**LISTA DE ATIVIDADES:**
1. Segundo o texto sobre o ato por moradia, há quanto tempo estava abandonado o terreno ocupado pelos moradores dos Queixadas?
2. Redigite, no texto sobre o ato por moradia, o trecho que começa com as palavras "Compromisso do estado" e vai até "do poder público.".
3. Prolongue o texto sobre o ato por moradia a partir do ponto em que ele termina.

**TEXTO FORNECIDO:**
Após a concentração no MASP, o ato saiu em passeata com destino à Praça da Sé, onde fica o Tribunal de Justiça do Estado de São Paulo. No meio do caminho, na Rua Augusta, foi realizada uma parada em frente a ocupação Augusta. O momento foi de comoção e integração entre as ocupações que, independente da região, tem o mesmo objetivo: garantir moradia digna.
Moradores das ocupações dos Queixadas (Cajamar) e Esperança (Osasco), organizadas pelo Luta Popular, estiveram presentes. Em ambos os casos, as famílias seguem com risco de perderem suas casas em meio ao aumento da fome e desemprego no país. Uma das mediadoras do ato, Vanessa Mendonça, moradora dos Queixadas, discursou aos manifestantes:
“Viemos as ruas com nossas ocupações que também correm o risco de despejo de uma maneira arbitrária e injusta. Nós dos Queixadas ocupamos um terreno que estava abandonado há mais de 19 anos. Não tinha nenhuma função social, só mato. Nós criamos um bairro com nossas próprias mãos. Hoje, temos biblioteca, horta e espaço pras crianças. Mesmo assim, este estado burguês e a Justiça que só trabalha para os ricos podem jogar quase 400 pessoas no olho da rua”.
Pela Ocupação Esperança, uma das coordenadoras da comunidade, Maura Lopes afirmou que “enquanto morar for um privilégio, ocupar será um direito”. Ela explicou que embora esteja há 9 anos residindo na ocupação, ainda não há nada garantido para as famílias.
“A gente ocupa porque precisamos de moradia. Há tantos espaços ociosos e sem função social alguma. Por isso, acima de tudo é preciso lutar. Hoje, somamos neste ato, pois trata-se de uma luta válida para todos nós”, concluiu.
Compromisso do estado
Já no final da tarde, uma comissão representante do ato foi recebida pelo Tribunal de Justiça de São Paulo, que assumiu o compromisso de reativar o grupo de mediação de conflitos entre as ocupações e diversas esferas do poder público.
Apesar da crise gerada pela pandemia, a esfera de trabalho esteve suspensa pelos últimos dois anos. Além de garantir mais diálogo em busca de evitar as reintegrações, a retomada também fortalece a luta pela prorrogação da ADPF 828.

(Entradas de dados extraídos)
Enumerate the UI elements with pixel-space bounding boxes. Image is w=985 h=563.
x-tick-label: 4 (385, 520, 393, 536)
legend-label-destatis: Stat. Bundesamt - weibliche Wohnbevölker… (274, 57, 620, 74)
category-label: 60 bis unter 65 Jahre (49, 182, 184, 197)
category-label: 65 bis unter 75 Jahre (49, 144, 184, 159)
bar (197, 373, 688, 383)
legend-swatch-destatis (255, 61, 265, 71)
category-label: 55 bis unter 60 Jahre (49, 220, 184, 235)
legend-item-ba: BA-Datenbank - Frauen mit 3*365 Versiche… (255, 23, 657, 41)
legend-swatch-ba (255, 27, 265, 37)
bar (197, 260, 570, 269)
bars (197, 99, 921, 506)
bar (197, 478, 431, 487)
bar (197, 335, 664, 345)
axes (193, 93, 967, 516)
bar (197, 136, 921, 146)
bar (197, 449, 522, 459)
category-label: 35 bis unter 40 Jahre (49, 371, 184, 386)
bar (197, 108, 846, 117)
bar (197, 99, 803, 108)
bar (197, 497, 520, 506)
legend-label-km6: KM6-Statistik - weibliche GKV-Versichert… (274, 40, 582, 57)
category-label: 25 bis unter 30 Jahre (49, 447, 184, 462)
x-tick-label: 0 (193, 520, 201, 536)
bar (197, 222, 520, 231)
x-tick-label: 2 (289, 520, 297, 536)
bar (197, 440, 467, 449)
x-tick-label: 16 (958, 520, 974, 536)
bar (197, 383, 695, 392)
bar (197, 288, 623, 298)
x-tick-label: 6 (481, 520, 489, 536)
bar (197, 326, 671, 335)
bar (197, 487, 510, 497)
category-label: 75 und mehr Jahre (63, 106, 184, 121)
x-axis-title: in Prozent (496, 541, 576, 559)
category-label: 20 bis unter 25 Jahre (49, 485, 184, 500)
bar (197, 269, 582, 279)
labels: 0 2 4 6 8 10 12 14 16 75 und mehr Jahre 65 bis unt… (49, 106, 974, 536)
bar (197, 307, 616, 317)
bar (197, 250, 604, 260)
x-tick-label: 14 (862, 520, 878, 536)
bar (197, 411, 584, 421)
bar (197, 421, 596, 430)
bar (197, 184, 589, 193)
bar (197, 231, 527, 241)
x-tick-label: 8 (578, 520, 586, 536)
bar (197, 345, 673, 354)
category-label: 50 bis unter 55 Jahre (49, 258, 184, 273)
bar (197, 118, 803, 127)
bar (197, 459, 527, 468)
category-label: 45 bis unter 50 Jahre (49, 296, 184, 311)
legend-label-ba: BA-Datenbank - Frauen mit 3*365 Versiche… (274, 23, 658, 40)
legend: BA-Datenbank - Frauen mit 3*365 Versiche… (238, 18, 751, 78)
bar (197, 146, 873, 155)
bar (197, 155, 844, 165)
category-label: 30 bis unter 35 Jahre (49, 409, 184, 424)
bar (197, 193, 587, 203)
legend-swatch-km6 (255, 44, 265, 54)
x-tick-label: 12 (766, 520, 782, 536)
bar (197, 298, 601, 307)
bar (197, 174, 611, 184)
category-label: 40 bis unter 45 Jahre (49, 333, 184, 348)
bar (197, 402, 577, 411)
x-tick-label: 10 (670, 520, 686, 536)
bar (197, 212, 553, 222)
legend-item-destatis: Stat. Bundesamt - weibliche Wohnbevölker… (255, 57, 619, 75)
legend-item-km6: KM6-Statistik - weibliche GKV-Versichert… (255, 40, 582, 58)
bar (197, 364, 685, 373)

**RESPOSTAS ESCRITAS:**
1. Há mais de 19 anos.

2.
Compromisso do estado
Já no final da tarde, uma comissão representante do ato foi recebida pelo Tribunal de Justiça de São Paulo, que assumiu o compromisso de reativar o grupo de mediação de conflitos entre as ocupações e diversas esferas do poder público.

3.
Outras localidades
A luta por moradia urbana e rural não foi diferente em Brasília. A CSP-Conlutas esteve presente na mobilização que ocorreu nas proximidades do Congresso Nacional. Durante o dia, foi entregue um documento ao STF exigindo a prorrogação da proibição ao despejo.
Houve protesto também em frente ao Tribunal de Justiça de Belo Horizonte (MG). As ocupações Prof. Fábio Alves e Willian Rosa participaram da passeata até o Palácio da Liberdade, onde cobraram do governador Romeu Zema (Novo) a garantia de moradia às famílias.
Em Jacareí (SP), a Ocupação Coração Valente realizou um protesto em frente à prefeitura da cidade. O prefeito Izaias Santana foi cobrado a se manifestar frente ao risco eminente de despejo das famílias. Na última semana, uma ordem de reintegração de posse foi expedida, dando aos moradores 60 dias para deixar o local.
Já na ocupação Raimundo Vitório (Aracajú/SE), a luta ocorreu na própria comunidade. Foram organizados mutirões de limpeza e as famílias escreveram cartas para o STF pedindo para que seja prorrogada ADPF 828.
Também ocorrem mobilizações no Rio de Janeiro (RJ), Salvador (BA), Maceió (AL), Fortaleza (CE), Manaus (AM), Belém (PA), Florianópolis (SC), Porto Alegre (RS), Curitiba (PR), entre outras cidades.